[START RECORDS SHOWN]
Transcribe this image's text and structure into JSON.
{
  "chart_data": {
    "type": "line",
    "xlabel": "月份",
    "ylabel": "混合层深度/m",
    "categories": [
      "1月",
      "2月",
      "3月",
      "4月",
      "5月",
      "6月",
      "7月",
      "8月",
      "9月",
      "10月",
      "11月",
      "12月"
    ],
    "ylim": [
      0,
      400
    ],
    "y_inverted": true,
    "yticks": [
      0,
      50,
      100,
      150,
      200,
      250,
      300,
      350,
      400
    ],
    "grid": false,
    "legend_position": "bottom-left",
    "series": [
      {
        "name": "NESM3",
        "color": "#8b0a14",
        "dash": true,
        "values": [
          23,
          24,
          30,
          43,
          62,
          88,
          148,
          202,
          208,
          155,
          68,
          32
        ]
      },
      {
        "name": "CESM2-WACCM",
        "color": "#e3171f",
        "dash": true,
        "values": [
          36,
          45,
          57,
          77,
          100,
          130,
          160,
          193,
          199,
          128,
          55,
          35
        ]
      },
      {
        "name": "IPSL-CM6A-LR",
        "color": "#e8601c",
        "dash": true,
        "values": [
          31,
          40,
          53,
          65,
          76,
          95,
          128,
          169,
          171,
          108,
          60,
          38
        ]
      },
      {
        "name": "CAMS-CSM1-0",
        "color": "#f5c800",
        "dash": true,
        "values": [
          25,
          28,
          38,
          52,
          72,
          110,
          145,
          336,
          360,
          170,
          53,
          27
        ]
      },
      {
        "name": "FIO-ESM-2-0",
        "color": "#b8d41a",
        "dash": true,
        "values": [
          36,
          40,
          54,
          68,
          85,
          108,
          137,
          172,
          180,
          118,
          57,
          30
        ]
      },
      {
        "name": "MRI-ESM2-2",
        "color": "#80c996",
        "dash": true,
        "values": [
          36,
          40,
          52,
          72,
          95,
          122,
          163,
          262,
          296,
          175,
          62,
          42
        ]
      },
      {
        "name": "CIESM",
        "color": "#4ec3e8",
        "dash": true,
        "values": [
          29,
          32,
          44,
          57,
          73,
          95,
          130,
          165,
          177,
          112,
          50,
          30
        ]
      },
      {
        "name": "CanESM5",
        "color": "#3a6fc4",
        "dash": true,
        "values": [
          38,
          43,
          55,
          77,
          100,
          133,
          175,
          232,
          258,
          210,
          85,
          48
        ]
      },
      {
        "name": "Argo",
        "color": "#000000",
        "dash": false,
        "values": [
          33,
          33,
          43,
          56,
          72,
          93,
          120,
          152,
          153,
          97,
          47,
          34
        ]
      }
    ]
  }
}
[END RECORDS SHOWN]
Working from the listing above, pick out every line that has "name" and copy it.

RESULT FOR THIS TASK
        "name": "NESM3",
        "name": "CESM2-WACCM",
        "name": "IPSL-CM6A-LR",
        "name": "CAMS-CSM1-0",
        "name": "FIO-ESM-2-0",
        "name": "MRI-ESM2-2",
        "name": "CIESM",
        "name": "CanESM5",
        "name": "Argo",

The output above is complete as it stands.